(begin)
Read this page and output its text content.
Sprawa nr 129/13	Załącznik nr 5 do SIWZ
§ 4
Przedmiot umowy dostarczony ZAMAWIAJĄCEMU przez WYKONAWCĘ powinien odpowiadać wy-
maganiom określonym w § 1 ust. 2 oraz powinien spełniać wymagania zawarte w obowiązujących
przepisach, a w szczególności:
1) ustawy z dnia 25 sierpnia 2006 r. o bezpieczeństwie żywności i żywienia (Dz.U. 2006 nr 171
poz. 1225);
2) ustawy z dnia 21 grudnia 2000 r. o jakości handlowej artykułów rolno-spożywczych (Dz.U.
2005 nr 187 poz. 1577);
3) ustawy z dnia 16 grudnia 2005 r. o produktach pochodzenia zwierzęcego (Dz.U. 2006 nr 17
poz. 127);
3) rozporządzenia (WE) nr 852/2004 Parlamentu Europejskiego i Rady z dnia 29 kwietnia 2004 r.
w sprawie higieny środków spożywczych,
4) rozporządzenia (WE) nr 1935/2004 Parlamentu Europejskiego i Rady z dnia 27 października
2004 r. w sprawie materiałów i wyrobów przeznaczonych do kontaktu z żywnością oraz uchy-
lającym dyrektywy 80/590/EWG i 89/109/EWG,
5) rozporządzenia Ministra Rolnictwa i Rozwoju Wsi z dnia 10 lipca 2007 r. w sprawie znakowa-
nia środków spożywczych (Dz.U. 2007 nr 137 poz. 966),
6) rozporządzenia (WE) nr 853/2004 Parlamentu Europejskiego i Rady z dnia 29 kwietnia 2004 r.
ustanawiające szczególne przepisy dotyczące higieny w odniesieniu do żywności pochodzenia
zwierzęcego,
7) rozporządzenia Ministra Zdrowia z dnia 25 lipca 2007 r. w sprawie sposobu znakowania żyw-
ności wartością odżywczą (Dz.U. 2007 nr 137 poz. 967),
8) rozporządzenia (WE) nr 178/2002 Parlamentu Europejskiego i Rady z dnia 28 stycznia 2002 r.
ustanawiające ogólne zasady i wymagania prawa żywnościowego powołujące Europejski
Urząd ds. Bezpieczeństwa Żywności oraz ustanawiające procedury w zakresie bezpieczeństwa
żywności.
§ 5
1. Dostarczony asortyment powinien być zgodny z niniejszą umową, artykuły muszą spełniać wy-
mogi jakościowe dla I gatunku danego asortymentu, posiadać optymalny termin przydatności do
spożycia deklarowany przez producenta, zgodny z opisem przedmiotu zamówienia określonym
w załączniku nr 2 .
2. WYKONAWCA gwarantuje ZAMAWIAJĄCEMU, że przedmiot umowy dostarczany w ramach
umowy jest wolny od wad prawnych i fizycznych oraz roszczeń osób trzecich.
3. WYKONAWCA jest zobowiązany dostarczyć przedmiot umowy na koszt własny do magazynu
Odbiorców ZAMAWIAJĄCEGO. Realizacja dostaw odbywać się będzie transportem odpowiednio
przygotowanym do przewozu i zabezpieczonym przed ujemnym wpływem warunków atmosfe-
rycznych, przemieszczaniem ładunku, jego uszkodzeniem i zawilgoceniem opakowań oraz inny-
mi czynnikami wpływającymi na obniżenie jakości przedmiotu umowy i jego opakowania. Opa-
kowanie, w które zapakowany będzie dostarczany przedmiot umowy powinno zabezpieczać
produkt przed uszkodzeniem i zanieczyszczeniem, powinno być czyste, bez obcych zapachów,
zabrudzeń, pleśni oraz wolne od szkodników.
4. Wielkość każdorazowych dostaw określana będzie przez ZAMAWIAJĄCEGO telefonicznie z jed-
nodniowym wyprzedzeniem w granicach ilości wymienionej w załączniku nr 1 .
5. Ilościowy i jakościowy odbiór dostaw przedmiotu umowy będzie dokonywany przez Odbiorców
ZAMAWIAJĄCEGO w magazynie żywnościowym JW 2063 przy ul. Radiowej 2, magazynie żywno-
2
(end)
Work to do:
Go through the listing and copy all of it exactly.

Reply:
Read this page and output its text content.
Sprawa nr 129/13	Załącznik nr 5 do SIWZ
§ 4
Przedmiot umowy dostarczony ZAMAWIAJĄCEMU przez WYKONAWCĘ powinien odpowiadać wy-
maganiom określonym w § 1 ust. 2 oraz powinien spełniać wymagania zawarte w obowiązujących
przepisach, a w szczególności:
1) ustawy z dnia 25 sierpnia 2006 r. o bezpieczeństwie żywności i żywienia (Dz.U. 2006 nr 171
poz. 1225);
2) ustawy z dnia 21 grudnia 2000 r. o jakości handlowej artykułów rolno-spożywczych (Dz.U.
2005 nr 187 poz. 1577);
3) ustawy z dnia 16 grudnia 2005 r. o produktach pochodzenia zwierzęcego (Dz.U. 2006 nr 17
poz. 127);
3) rozporządzenia (WE) nr 852/2004 Parlamentu Europejskiego i Rady z dnia 29 kwietnia 2004 r.
w sprawie higieny środków spożywczych,
4) rozporządzenia (WE) nr 1935/2004 Parlamentu Europejskiego i Rady z dnia 27 października
2004 r. w sprawie materiałów i wyrobów przeznaczonych do kontaktu z żywnością oraz uchy-
lającym dyrektywy 80/590/EWG i 89/109/EWG,
5) rozporządzenia Ministra Rolnictwa i Rozwoju Wsi z dnia 10 lipca 2007 r. w sprawie znakowa-
nia środków spożywczych (Dz.U. 2007 nr 137 poz. 966),
6) rozporządzenia (WE) nr 853/2004 Parlamentu Europejskiego i Rady z dnia 29 kwietnia 2004 r.
ustanawiające szczególne przepisy dotyczące higieny w odniesieniu do żywności pochodzenia
zwierzęcego,
7) rozporządzenia Ministra Zdrowia z dnia 25 lipca 2007 r. w sprawie sposobu znakowania żyw-
ności wartością odżywczą (Dz.U. 2007 nr 137 poz. 967),
8) rozporządzenia (WE) nr 178/2002 Parlamentu Europejskiego i Rady z dnia 28 stycznia 2002 r.
ustanawiające ogólne zasady i wymagania prawa żywnościowego powołujące Europejski
Urząd ds. Bezpieczeństwa Żywności oraz ustanawiające procedury w zakresie bezpieczeństwa
żywności.
§ 5
1. Dostarczony asortyment powinien być zgodny z niniejszą umową, artykuły muszą spełniać wy-
mogi jakościowe dla I gatunku danego asortymentu, posiadać optymalny termin przydatności do
spożycia deklarowany przez producenta, zgodny z opisem przedmiotu zamówienia określonym
w załączniku nr 2 .
2. WYKONAWCA gwarantuje ZAMAWIAJĄCEMU, że przedmiot umowy dostarczany w ramach
umowy jest wolny od wad prawnych i fizycznych oraz roszczeń osób trzecich.
3. WYKONAWCA jest zobowiązany dostarczyć przedmiot umowy na koszt własny do magazynu
Odbiorców ZAMAWIAJĄCEGO. Realizacja dostaw odbywać się będzie transportem odpowiednio
przygotowanym do przewozu i zabezpieczonym przed ujemnym wpływem warunków atmosfe-
rycznych, przemieszczaniem ładunku, jego uszkodzeniem i zawilgoceniem opakowań oraz inny-
mi czynnikami wpływającymi na obniżenie jakości przedmiotu umowy i jego opakowania. Opa-
kowanie, w które zapakowany będzie dostarczany przedmiot umowy powinno zabezpieczać
produkt przed uszkodzeniem i zanieczyszczeniem, powinno być czyste, bez obcych zapachów,
zabrudzeń, pleśni oraz wolne od szkodników.
4. Wielkość każdorazowych dostaw określana będzie przez ZAMAWIAJĄCEGO telefonicznie z jed-
nodniowym wyprzedzeniem w granicach ilości wymienionej w załączniku nr 1 .
5. Ilościowy i jakościowy odbiór dostaw przedmiotu umowy będzie dokonywany przez Odbiorców
ZAMAWIAJĄCEGO w magazynie żywnościowym JW 2063 przy ul. Radiowej 2, magazynie żywno-
2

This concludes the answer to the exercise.